Render every line of the rows below as a Markdown table with the columns "No." and "Line," numbering each line and omitting blank lines. Leave the pictures out of the table.

*** INFORMATION SHOWN

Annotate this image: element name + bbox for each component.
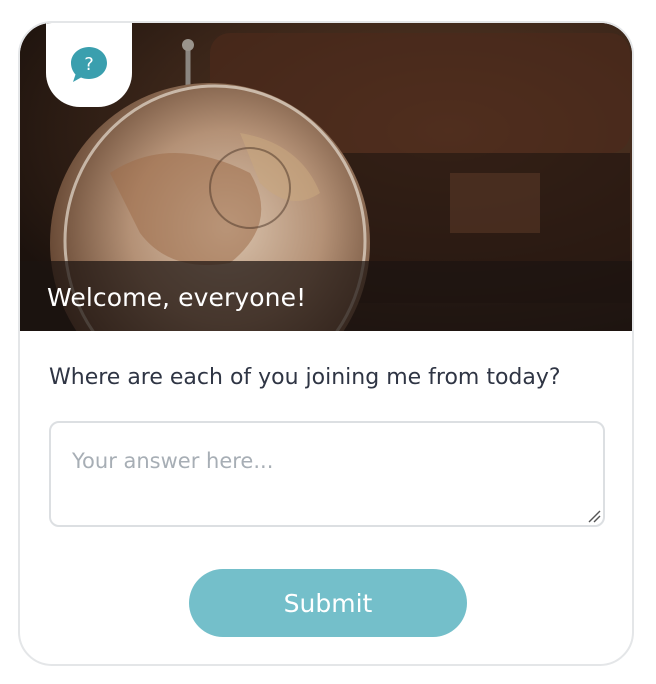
question-text: Where are each of you joining me from to… [49, 365, 561, 390]
question-card: Welcome, everyone! ? Where are each of y… [18, 21, 634, 666]
welcome-banner: Welcome, everyone! [20, 261, 632, 331]
answer-input[interactable] [49, 421, 605, 527]
question-badge: ? [46, 23, 132, 107]
submit-button[interactable]: Submit [189, 569, 467, 637]
resize-handle-icon[interactable] [587, 509, 601, 523]
svg-text:?: ? [84, 54, 94, 75]
speech-bubble-question-icon: ? [71, 47, 107, 82]
welcome-text: Welcome, everyone! [47, 283, 307, 312]
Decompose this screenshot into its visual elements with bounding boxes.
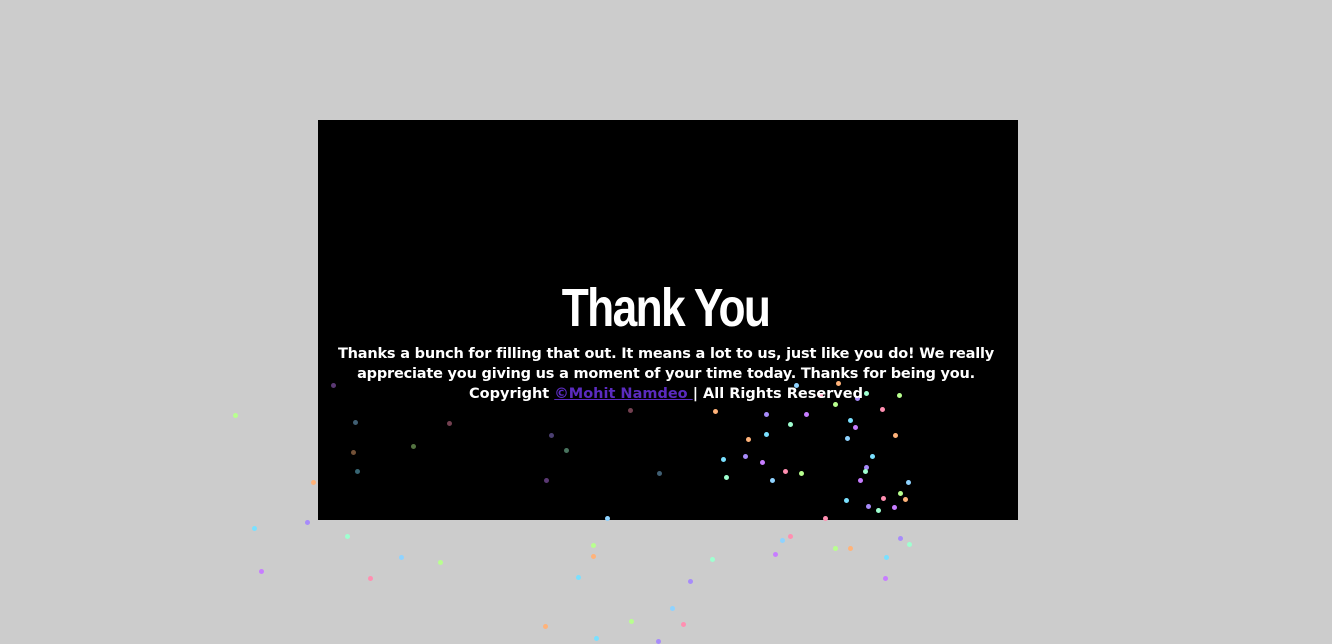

******

§ EXERCISE OUTPUT
| No. | Line |
|---|---|
| 1 | Annotate this image: element name + bbox for each component. |
| 2 | question-text: Where are each of you joining me from to… [49, 365, 561, 390] |
| 3 | question-card: Welcome, everyone! ? Where are each of y… [18, 21, 634, 666] |
| 4 | welcome-banner: Welcome, everyone! [20, 261, 632, 331] |
| 5 | answer-input[interactable] [49, 421, 605, 527] |
| 6 | question-badge: ? [46, 23, 132, 107] |
| 7 | submit-button[interactable]: Submit [189, 569, 467, 637] |
| 8 | resize-handle-icon[interactable] [587, 509, 601, 523] |
| 9 | svg-text:?: ? [84, 54, 94, 75] |
| 10 | speech-bubble-question-icon: ? [71, 47, 107, 82] |
| 11 | welcome-text: Welcome, everyone! [47, 283, 307, 312] |
| 12 | Decompose this screenshot into its visual elements with bounding boxes. |